INSTRUCTIONS FOR THE TASK
Wherever a line holds the string "Daily", copy that line.

PROVIDED ENTRIES
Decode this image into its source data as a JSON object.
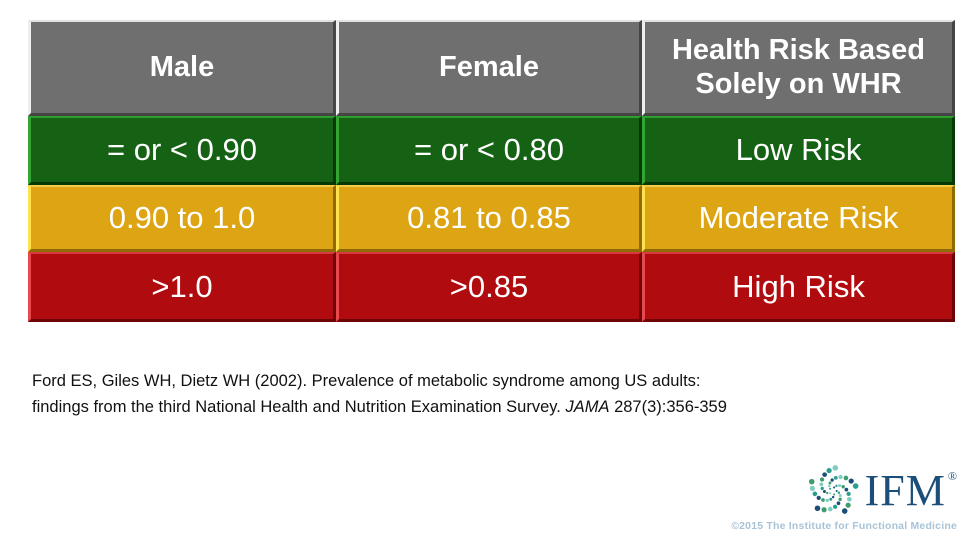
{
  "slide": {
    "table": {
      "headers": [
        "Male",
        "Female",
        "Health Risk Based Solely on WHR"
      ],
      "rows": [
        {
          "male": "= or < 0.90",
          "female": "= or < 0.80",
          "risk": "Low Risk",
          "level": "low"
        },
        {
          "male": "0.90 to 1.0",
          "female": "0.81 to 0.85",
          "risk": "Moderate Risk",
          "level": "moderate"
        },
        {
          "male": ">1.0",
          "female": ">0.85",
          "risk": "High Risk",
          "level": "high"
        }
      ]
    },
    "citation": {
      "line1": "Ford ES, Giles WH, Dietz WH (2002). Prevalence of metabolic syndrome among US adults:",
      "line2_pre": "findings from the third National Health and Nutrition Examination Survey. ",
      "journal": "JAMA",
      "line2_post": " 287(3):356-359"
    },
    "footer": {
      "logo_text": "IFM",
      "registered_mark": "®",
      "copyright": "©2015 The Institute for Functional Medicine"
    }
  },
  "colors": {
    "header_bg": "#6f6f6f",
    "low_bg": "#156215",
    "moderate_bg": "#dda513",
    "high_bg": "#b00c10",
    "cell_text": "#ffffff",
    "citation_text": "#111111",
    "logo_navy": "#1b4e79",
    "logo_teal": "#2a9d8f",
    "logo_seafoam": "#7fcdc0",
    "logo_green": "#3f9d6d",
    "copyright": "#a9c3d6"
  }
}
---
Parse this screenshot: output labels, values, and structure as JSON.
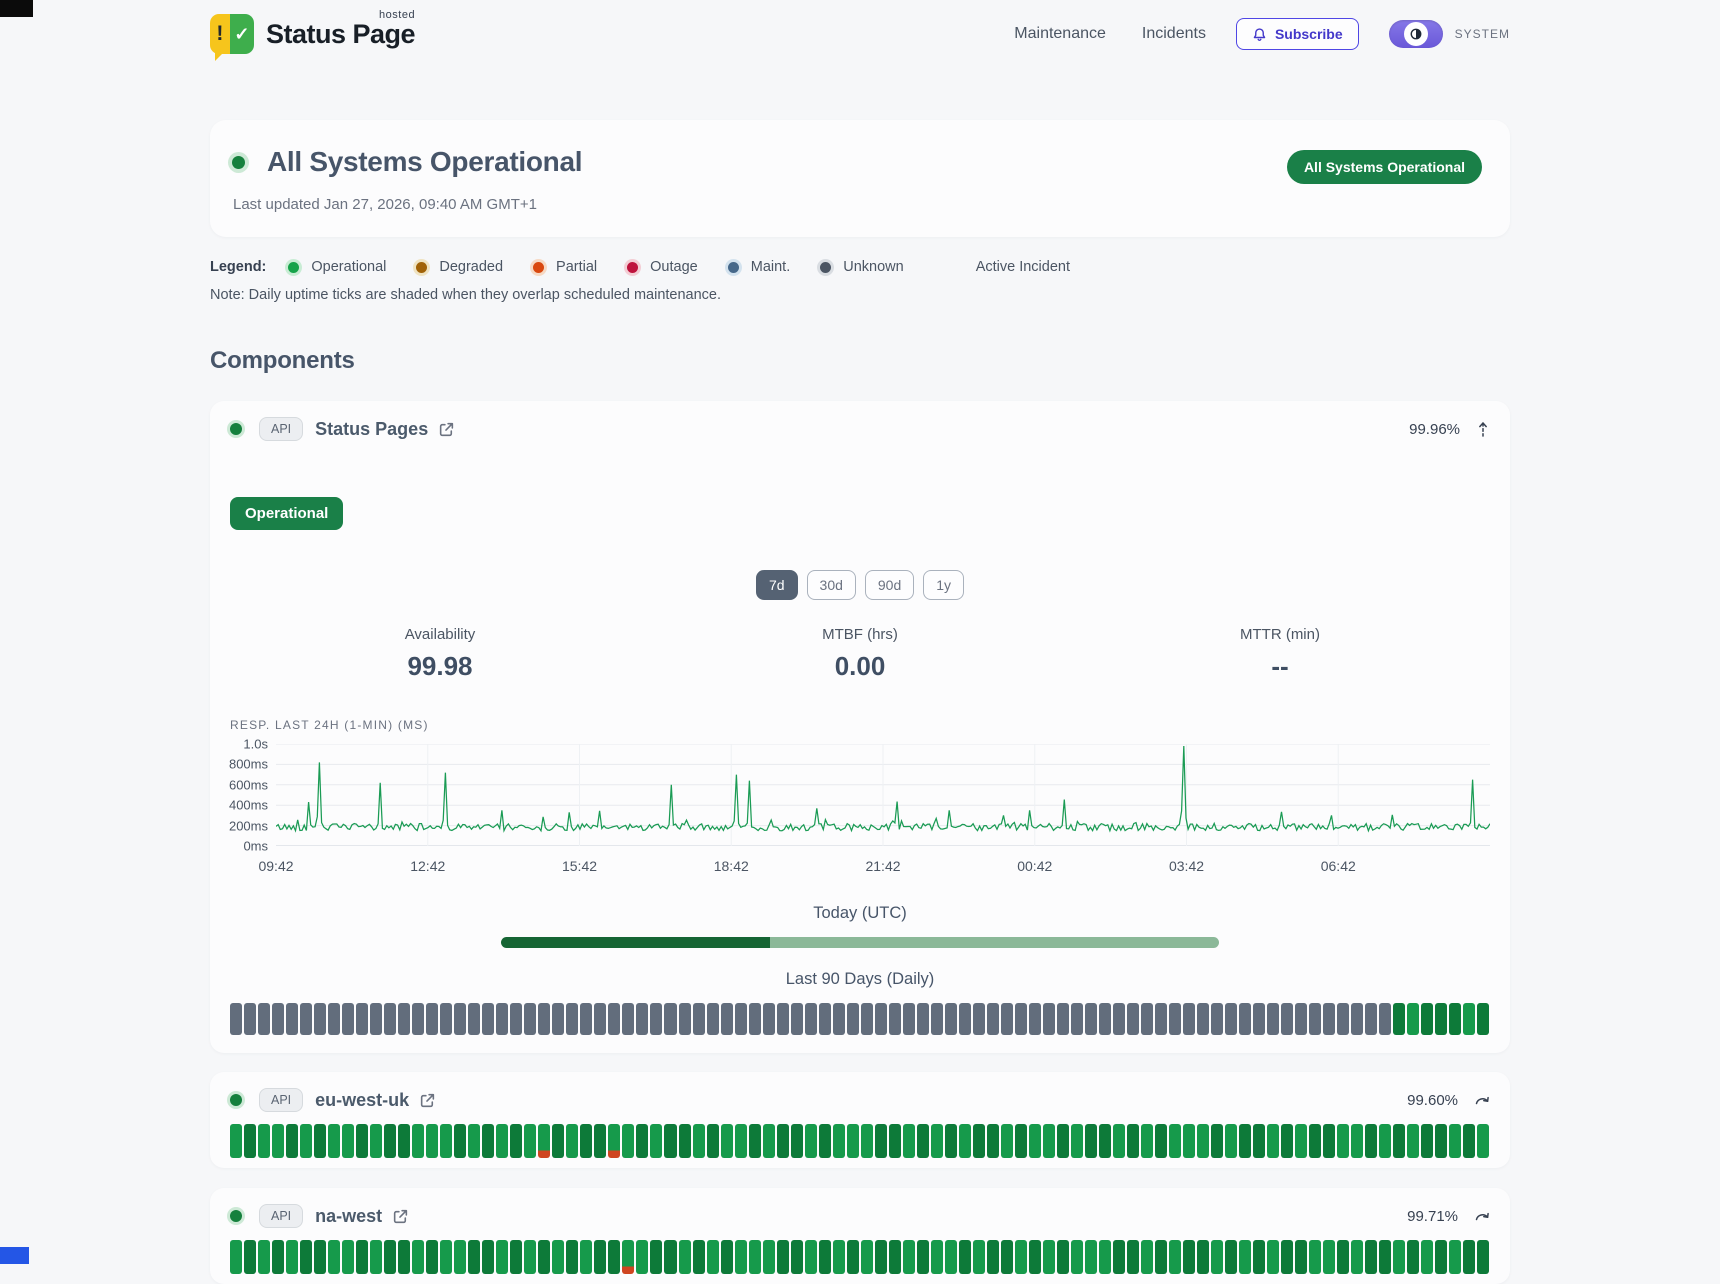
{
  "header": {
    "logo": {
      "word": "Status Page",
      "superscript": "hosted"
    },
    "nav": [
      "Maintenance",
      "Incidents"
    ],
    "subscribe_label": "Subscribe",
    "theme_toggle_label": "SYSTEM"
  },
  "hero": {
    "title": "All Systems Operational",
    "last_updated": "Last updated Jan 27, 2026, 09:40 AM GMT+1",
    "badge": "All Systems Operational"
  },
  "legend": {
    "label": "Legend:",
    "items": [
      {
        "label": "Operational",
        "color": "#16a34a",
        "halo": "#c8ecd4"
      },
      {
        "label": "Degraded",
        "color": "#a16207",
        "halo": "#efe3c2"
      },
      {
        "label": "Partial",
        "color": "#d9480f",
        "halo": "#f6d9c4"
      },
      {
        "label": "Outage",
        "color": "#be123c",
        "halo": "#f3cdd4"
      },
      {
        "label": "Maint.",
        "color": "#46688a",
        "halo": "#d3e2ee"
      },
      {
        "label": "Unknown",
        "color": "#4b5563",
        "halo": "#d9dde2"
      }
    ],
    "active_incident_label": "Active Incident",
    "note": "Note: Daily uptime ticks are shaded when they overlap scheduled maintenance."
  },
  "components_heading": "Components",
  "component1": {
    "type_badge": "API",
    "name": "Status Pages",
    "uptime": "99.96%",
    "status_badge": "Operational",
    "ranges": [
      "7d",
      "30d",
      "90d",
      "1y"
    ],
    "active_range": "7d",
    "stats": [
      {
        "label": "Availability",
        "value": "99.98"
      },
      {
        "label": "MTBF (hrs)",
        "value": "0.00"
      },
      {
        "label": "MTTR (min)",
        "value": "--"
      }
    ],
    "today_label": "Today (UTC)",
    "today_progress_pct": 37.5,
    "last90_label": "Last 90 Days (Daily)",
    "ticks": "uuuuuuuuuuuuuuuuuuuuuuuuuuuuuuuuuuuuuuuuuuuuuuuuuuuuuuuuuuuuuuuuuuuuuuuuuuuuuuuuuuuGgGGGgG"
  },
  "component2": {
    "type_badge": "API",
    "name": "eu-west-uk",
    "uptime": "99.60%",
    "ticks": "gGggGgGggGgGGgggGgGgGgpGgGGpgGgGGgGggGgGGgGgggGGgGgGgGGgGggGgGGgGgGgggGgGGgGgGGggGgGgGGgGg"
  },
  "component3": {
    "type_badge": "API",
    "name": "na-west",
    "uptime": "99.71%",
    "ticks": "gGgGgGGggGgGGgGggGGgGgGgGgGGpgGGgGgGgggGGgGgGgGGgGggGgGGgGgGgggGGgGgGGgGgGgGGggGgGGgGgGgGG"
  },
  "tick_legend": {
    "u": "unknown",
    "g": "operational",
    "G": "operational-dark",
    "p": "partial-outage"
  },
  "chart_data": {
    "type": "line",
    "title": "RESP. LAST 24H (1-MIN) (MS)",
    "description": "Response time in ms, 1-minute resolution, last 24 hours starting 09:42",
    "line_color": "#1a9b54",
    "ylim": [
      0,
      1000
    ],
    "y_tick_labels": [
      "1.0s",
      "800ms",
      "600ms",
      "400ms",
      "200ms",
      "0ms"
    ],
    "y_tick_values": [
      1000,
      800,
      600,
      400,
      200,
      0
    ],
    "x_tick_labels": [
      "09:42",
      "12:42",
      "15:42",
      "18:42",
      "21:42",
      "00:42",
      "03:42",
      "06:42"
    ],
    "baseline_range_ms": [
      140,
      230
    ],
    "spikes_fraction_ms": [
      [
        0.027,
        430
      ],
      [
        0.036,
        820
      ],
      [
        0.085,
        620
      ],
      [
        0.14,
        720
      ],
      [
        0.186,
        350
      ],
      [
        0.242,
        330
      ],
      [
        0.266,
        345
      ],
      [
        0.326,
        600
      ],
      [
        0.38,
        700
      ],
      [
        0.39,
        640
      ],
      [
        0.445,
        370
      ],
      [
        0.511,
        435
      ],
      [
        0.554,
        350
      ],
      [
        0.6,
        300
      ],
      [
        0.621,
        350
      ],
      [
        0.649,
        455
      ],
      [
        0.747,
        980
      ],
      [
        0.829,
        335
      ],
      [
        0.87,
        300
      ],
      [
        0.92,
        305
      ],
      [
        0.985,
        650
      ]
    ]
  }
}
==
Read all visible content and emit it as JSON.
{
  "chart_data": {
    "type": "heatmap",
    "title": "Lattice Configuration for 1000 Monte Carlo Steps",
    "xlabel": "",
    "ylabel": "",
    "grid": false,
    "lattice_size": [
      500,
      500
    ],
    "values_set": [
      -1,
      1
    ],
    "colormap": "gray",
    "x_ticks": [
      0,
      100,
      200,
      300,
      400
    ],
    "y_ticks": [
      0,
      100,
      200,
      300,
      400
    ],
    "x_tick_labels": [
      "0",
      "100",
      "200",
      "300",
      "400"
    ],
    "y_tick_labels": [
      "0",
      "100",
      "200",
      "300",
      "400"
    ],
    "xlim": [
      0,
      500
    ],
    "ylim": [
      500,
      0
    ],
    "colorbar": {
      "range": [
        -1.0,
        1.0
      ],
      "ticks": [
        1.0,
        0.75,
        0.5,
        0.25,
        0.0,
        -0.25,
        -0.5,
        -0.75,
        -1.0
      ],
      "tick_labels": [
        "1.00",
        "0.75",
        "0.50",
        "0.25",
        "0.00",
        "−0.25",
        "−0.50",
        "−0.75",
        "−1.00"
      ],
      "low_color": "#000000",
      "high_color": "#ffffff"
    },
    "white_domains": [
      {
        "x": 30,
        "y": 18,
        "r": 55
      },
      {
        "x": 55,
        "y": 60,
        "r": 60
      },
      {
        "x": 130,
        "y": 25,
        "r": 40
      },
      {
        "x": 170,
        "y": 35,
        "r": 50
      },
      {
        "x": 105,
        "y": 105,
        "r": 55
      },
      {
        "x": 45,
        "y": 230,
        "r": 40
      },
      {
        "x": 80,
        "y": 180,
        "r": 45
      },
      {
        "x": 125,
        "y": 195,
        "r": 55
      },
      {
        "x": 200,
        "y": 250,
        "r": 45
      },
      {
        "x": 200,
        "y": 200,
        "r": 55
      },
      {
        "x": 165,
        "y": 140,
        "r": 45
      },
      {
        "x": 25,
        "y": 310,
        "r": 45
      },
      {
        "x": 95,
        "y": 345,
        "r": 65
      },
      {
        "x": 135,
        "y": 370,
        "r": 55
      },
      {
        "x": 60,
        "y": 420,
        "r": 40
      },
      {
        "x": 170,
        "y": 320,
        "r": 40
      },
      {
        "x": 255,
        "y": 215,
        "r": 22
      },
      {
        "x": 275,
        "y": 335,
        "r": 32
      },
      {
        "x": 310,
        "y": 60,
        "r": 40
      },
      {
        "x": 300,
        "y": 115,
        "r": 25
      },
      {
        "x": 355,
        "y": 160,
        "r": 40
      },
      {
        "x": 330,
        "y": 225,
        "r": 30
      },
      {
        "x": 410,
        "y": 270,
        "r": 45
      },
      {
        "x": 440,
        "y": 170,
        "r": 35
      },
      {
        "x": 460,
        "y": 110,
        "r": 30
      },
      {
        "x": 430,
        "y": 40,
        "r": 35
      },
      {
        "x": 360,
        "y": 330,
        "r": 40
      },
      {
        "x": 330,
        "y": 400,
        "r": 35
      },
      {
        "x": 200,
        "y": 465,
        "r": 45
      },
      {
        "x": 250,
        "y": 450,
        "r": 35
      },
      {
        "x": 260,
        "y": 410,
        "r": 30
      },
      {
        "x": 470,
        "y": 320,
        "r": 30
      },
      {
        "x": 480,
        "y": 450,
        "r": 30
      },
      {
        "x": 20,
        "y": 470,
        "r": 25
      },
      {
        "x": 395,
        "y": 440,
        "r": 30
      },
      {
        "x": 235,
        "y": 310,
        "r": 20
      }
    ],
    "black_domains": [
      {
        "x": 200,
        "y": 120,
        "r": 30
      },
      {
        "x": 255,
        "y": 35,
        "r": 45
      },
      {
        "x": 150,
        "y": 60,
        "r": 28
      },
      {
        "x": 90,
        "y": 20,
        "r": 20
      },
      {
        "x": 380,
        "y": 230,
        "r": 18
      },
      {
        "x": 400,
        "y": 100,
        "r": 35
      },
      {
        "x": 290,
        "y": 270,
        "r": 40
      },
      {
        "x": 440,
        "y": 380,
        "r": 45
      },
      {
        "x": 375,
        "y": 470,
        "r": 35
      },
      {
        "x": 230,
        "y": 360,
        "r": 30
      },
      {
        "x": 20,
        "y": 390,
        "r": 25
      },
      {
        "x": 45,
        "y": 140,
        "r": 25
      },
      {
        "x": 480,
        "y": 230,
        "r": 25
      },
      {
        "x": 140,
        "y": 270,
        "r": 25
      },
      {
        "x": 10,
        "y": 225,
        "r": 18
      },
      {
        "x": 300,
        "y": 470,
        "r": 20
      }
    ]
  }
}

TASK ANSWER
    "note": "Note: Daily uptime ticks are shaded when they overlap scheduled maintenance."
    "last90_label": "Last 90 Days (Daily)",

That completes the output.